● **AIM OF THE EXERCISE**: Reproduce all entries word for word.

● **Data records**:
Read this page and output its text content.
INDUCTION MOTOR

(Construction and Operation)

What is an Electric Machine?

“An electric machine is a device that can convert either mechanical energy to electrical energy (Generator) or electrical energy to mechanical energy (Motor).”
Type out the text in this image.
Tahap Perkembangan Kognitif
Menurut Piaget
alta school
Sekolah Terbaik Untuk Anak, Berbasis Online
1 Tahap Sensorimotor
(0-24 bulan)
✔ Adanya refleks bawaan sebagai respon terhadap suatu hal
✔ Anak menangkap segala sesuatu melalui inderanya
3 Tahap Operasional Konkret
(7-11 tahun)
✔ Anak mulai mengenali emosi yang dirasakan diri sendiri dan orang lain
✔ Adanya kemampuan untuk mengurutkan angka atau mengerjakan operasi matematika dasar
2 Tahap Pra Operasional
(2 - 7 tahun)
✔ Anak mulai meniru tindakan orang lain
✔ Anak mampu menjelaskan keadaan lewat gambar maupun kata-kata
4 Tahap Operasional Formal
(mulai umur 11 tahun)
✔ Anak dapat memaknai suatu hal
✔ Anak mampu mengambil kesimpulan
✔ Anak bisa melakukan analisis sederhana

● **RESULT BELOW**:
Read this page and output its text content.
INDUCTION MOTOR

(Construction and Operation)

What is an Electric Machine?

“An electric machine is a device that can convert either mechanical energy to electrical energy (Generator) or electrical energy to mechanical energy (Motor).”
Type out the text in this image.
Tahap Perkembangan Kognitif
Menurut Piaget
alta school
Sekolah Terbaik Untuk Anak, Berbasis Online
1 Tahap Sensorimotor
(0-24 bulan)
✔ Adanya refleks bawaan sebagai respon terhadap suatu hal
✔ Anak menangkap segala sesuatu melalui inderanya
3 Tahap Operasional Konkret
(7-11 tahun)
✔ Anak mulai mengenali emosi yang dirasakan diri sendiri dan orang lain
✔ Adanya kemampuan untuk mengurutkan angka atau mengerjakan operasi matematika dasar
2 Tahap Pra Operasional
(2 - 7 tahun)
✔ Anak mulai meniru tindakan orang lain
✔ Anak mampu menjelaskan keadaan lewat gambar maupun kata-kata
4 Tahap Operasional Formal
(mulai umur 11 tahun)
✔ Anak dapat memaknai suatu hal
✔ Anak mampu mengambil kesimpulan
✔ Anak bisa melakukan analisis sederhana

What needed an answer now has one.